Of all the lines here, how many include the string "части"? Answer with the number only.
--- start EXCERPTED RECORDS ---
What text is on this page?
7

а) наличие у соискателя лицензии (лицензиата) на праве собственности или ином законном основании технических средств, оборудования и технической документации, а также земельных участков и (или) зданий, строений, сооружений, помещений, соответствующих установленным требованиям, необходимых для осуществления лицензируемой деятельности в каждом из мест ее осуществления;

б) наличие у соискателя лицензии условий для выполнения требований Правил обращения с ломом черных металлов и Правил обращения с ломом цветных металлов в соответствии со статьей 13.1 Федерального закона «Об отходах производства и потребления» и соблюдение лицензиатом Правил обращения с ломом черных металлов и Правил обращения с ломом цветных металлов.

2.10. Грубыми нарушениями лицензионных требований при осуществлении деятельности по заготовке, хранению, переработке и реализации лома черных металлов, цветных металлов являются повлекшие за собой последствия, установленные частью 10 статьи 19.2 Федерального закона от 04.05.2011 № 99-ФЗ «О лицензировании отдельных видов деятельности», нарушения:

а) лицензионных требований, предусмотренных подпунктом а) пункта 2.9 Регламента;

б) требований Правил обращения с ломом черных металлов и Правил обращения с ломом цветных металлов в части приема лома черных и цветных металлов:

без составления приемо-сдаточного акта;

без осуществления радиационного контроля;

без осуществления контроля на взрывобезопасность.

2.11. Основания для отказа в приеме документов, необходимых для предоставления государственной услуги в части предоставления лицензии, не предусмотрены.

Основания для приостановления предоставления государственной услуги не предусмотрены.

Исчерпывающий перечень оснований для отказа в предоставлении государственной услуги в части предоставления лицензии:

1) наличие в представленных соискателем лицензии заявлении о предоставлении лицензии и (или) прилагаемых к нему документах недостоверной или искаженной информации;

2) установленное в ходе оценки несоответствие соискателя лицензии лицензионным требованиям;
--- end EXCERPTED RECORDS ---
> _RESULT OF THIS EXERCISE_: 3